━━ DATA SUPPLIED ━━
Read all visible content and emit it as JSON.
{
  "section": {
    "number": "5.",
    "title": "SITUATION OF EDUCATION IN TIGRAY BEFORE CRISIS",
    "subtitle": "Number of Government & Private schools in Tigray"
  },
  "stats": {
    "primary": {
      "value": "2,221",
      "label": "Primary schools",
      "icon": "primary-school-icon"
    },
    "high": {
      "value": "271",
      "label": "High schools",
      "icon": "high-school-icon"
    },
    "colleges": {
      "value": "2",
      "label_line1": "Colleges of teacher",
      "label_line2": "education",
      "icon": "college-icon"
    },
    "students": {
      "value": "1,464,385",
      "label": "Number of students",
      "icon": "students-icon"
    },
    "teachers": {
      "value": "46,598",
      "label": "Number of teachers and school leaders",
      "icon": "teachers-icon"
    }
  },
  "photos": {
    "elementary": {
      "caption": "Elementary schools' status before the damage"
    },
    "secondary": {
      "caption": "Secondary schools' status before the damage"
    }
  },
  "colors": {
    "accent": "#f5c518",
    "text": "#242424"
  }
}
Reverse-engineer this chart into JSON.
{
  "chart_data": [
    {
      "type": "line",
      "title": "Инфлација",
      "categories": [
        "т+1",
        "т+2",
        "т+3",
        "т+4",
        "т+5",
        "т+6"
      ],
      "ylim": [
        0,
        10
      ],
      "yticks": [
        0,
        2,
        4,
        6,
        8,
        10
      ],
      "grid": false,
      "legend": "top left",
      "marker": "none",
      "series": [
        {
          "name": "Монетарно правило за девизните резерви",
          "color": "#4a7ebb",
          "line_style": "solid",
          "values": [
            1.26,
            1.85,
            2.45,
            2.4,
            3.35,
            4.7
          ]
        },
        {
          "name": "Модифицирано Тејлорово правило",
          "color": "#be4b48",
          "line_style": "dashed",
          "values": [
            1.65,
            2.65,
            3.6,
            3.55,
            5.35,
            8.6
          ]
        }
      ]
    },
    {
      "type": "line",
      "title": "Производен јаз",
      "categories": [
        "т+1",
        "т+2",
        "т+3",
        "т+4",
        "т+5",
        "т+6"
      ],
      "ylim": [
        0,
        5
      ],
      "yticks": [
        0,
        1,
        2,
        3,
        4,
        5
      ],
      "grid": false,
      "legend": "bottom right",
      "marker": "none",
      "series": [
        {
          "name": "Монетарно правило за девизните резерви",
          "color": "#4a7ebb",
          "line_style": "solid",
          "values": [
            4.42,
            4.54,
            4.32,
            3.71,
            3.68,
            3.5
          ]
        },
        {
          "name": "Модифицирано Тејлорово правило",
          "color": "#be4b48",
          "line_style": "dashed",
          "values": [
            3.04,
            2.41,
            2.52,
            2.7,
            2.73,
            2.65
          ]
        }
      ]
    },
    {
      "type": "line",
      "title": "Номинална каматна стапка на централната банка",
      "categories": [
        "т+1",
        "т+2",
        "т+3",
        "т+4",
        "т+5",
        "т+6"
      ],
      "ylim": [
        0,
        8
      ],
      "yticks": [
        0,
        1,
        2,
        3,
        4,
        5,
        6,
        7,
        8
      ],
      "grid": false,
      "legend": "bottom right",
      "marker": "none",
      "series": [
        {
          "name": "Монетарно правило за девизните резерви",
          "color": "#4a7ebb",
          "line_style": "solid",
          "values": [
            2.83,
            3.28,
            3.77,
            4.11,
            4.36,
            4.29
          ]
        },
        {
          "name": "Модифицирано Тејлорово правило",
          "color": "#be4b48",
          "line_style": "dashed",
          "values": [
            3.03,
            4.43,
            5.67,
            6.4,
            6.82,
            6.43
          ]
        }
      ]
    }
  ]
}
━━━
EXERCISE TASK:
Set down the entries verbatim, leaving none out.

SOLUTION FOR THIS EXERCISE:
Read all visible content and emit it as JSON.
{
  "section": {
    "number": "5.",
    "title": "SITUATION OF EDUCATION IN TIGRAY BEFORE CRISIS",
    "subtitle": "Number of Government & Private schools in Tigray"
  },
  "stats": {
    "primary": {
      "value": "2,221",
      "label": "Primary schools",
      "icon": "primary-school-icon"
    },
    "high": {
      "value": "271",
      "label": "High schools",
      "icon": "high-school-icon"
    },
    "colleges": {
      "value": "2",
      "label_line1": "Colleges of teacher",
      "label_line2": "education",
      "icon": "college-icon"
    },
    "students": {
      "value": "1,464,385",
      "label": "Number of students",
      "icon": "students-icon"
    },
    "teachers": {
      "value": "46,598",
      "label": "Number of teachers and school leaders",
      "icon": "teachers-icon"
    }
  },
  "photos": {
    "elementary": {
      "caption": "Elementary schools' status before the damage"
    },
    "secondary": {
      "caption": "Secondary schools' status before the damage"
    }
  },
  "colors": {
    "accent": "#f5c518",
    "text": "#242424"
  }
}
Reverse-engineer this chart into JSON.
{
  "chart_data": [
    {
      "type": "line",
      "title": "Инфлација",
      "categories": [
        "т+1",
        "т+2",
        "т+3",
        "т+4",
        "т+5",
        "т+6"
      ],
      "ylim": [
        0,
        10
      ],
      "yticks": [
        0,
        2,
        4,
        6,
        8,
        10
      ],
      "grid": false,
      "legend": "top left",
      "marker": "none",
      "series": [
        {
          "name": "Монетарно правило за девизните резерви",
          "color": "#4a7ebb",
          "line_style": "solid",
          "values": [
            1.26,
            1.85,
            2.45,
            2.4,
            3.35,
            4.7
          ]
        },
        {
          "name": "Модифицирано Тејлорово правило",
          "color": "#be4b48",
          "line_style": "dashed",
          "values": [
            1.65,
            2.65,
            3.6,
            3.55,
            5.35,
            8.6
          ]
        }
      ]
    },
    {
      "type": "line",
      "title": "Производен јаз",
      "categories": [
        "т+1",
        "т+2",
        "т+3",
        "т+4",
        "т+5",
        "т+6"
      ],
      "ylim": [
        0,
        5
      ],
      "yticks": [
        0,
        1,
        2,
        3,
        4,
        5
      ],
      "grid": false,
      "legend": "bottom right",
      "marker": "none",
      "series": [
        {
          "name": "Монетарно правило за девизните резерви",
          "color": "#4a7ebb",
          "line_style": "solid",
          "values": [
            4.42,
            4.54,
            4.32,
            3.71,
            3.68,
            3.5
          ]
        },
        {
          "name": "Модифицирано Тејлорово правило",
          "color": "#be4b48",
          "line_style": "dashed",
          "values": [
            3.04,
            2.41,
            2.52,
            2.7,
            2.73,
            2.65
          ]
        }
      ]
    },
    {
      "type": "line",
      "title": "Номинална каматна стапка на централната банка",
      "categories": [
        "т+1",
        "т+2",
        "т+3",
        "т+4",
        "т+5",
        "т+6"
      ],
      "ylim": [
        0,
        8
      ],
      "yticks": [
        0,
        1,
        2,
        3,
        4,
        5,
        6,
        7,
        8
      ],
      "grid": false,
      "legend": "bottom right",
      "marker": "none",
      "series": [
        {
          "name": "Монетарно правило за девизните резерви",
          "color": "#4a7ebb",
          "line_style": "solid",
          "values": [
            2.83,
            3.28,
            3.77,
            4.11,
            4.36,
            4.29
          ]
        },
        {
          "name": "Модифицирано Тејлорово правило",
          "color": "#be4b48",
          "line_style": "dashed",
          "values": [
            3.03,
            4.43,
            5.67,
            6.4,
            6.82,
            6.43
          ]
        }
      ]
    }
  ]
}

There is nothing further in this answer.